◆ **Aim of the exercise**: Restate the entries below verbatim.
--------
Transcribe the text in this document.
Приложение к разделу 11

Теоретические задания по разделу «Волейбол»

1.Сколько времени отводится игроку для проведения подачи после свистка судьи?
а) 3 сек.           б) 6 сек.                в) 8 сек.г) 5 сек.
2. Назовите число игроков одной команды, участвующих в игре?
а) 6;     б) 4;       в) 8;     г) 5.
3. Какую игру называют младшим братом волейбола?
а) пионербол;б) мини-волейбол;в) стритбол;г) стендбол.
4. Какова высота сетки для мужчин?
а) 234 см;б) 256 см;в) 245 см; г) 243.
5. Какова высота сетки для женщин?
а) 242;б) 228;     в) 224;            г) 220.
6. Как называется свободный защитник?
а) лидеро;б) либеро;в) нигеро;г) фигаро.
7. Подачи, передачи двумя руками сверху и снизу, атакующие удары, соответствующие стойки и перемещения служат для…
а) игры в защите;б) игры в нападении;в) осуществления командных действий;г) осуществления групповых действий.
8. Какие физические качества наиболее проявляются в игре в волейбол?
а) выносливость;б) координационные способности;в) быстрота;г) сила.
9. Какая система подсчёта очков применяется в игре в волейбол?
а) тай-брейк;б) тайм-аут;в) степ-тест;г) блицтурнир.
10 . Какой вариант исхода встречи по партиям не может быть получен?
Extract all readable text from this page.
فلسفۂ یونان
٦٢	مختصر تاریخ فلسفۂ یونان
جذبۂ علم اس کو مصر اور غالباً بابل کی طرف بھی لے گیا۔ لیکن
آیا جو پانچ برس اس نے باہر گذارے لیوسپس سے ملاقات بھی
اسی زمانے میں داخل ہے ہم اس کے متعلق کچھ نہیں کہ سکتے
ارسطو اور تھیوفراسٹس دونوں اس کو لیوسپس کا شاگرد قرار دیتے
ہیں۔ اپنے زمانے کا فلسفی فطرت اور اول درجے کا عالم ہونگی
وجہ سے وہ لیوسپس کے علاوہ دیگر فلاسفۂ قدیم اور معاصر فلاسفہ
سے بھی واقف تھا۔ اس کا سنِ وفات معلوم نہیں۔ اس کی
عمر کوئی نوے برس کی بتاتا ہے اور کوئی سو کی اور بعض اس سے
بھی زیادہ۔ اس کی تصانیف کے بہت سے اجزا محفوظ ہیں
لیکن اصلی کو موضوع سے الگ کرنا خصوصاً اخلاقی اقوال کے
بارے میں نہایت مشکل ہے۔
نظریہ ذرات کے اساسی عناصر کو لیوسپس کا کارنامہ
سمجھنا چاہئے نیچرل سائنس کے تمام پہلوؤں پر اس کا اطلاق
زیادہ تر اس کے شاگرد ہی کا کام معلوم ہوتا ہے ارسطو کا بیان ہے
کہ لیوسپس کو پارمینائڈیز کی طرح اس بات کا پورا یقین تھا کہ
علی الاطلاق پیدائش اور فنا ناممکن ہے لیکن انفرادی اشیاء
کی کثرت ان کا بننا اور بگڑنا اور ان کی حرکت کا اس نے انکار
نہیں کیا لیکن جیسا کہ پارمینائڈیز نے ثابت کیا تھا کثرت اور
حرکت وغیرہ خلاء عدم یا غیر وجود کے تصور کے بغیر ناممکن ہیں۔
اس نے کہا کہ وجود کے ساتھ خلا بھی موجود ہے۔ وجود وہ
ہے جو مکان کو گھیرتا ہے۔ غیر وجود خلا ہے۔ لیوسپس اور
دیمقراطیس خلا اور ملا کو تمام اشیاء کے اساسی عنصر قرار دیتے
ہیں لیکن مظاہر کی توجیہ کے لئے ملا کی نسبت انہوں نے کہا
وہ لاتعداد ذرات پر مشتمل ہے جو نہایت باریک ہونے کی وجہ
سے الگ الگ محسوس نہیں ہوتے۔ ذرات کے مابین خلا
--------
◆ **Task solution**:
Transcribe the text in this document.
Приложение к разделу 11

Теоретические задания по разделу «Волейбол»

1.Сколько времени отводится игроку для проведения подачи после свистка судьи?
а) 3 сек.           б) 6 сек.                в) 8 сек.г) 5 сек.
2. Назовите число игроков одной команды, участвующих в игре?
а) 6;     б) 4;       в) 8;     г) 5.
3. Какую игру называют младшим братом волейбола?
а) пионербол;б) мини-волейбол;в) стритбол;г) стендбол.
4. Какова высота сетки для мужчин?
а) 234 см;б) 256 см;в) 245 см; г) 243.
5. Какова высота сетки для женщин?
а) 242;б) 228;     в) 224;            г) 220.
6. Как называется свободный защитник?
а) лидеро;б) либеро;в) нигеро;г) фигаро.
7. Подачи, передачи двумя руками сверху и снизу, атакующие удары, соответствующие стойки и перемещения служат для…
а) игры в защите;б) игры в нападении;в) осуществления командных действий;г) осуществления групповых действий.
8. Какие физические качества наиболее проявляются в игре в волейбол?
а) выносливость;б) координационные способности;в) быстрота;г) сила.
9. Какая система подсчёта очков применяется в игре в волейбол?
а) тай-брейк;б) тайм-аут;в) степ-тест;г) блицтурнир.
10 . Какой вариант исхода встречи по партиям не может быть получен?
Extract all readable text from this page.
فلسفۂ یونان
٦٢	مختصر تاریخ فلسفۂ یونان
جذبۂ علم اس کو مصر اور غالباً بابل کی طرف بھی لے گیا۔ لیکن
آیا جو پانچ برس اس نے باہر گذارے لیوسپس سے ملاقات بھی
اسی زمانے میں داخل ہے ہم اس کے متعلق کچھ نہیں کہ سکتے
ارسطو اور تھیوفراسٹس دونوں اس کو لیوسپس کا شاگرد قرار دیتے
ہیں۔ اپنے زمانے کا فلسفی فطرت اور اول درجے کا عالم ہونگی
وجہ سے وہ لیوسپس کے علاوہ دیگر فلاسفۂ قدیم اور معاصر فلاسفہ
سے بھی واقف تھا۔ اس کا سنِ وفات معلوم نہیں۔ اس کی
عمر کوئی نوے برس کی بتاتا ہے اور کوئی سو کی اور بعض اس سے
بھی زیادہ۔ اس کی تصانیف کے بہت سے اجزا محفوظ ہیں
لیکن اصلی کو موضوع سے الگ کرنا خصوصاً اخلاقی اقوال کے
بارے میں نہایت مشکل ہے۔
نظریہ ذرات کے اساسی عناصر کو لیوسپس کا کارنامہ
سمجھنا چاہئے نیچرل سائنس کے تمام پہلوؤں پر اس کا اطلاق
زیادہ تر اس کے شاگرد ہی کا کام معلوم ہوتا ہے ارسطو کا بیان ہے
کہ لیوسپس کو پارمینائڈیز کی طرح اس بات کا پورا یقین تھا کہ
علی الاطلاق پیدائش اور فنا ناممکن ہے لیکن انفرادی اشیاء
کی کثرت ان کا بننا اور بگڑنا اور ان کی حرکت کا اس نے انکار
نہیں کیا لیکن جیسا کہ پارمینائڈیز نے ثابت کیا تھا کثرت اور
حرکت وغیرہ خلاء عدم یا غیر وجود کے تصور کے بغیر ناممکن ہیں۔
اس نے کہا کہ وجود کے ساتھ خلا بھی موجود ہے۔ وجود وہ
ہے جو مکان کو گھیرتا ہے۔ غیر وجود خلا ہے۔ لیوسپس اور
دیمقراطیس خلا اور ملا کو تمام اشیاء کے اساسی عنصر قرار دیتے
ہیں لیکن مظاہر کی توجیہ کے لئے ملا کی نسبت انہوں نے کہا
وہ لاتعداد ذرات پر مشتمل ہے جو نہایت باریک ہونے کی وجہ
سے الگ الگ محسوس نہیں ہوتے۔ ذرات کے مابین خلا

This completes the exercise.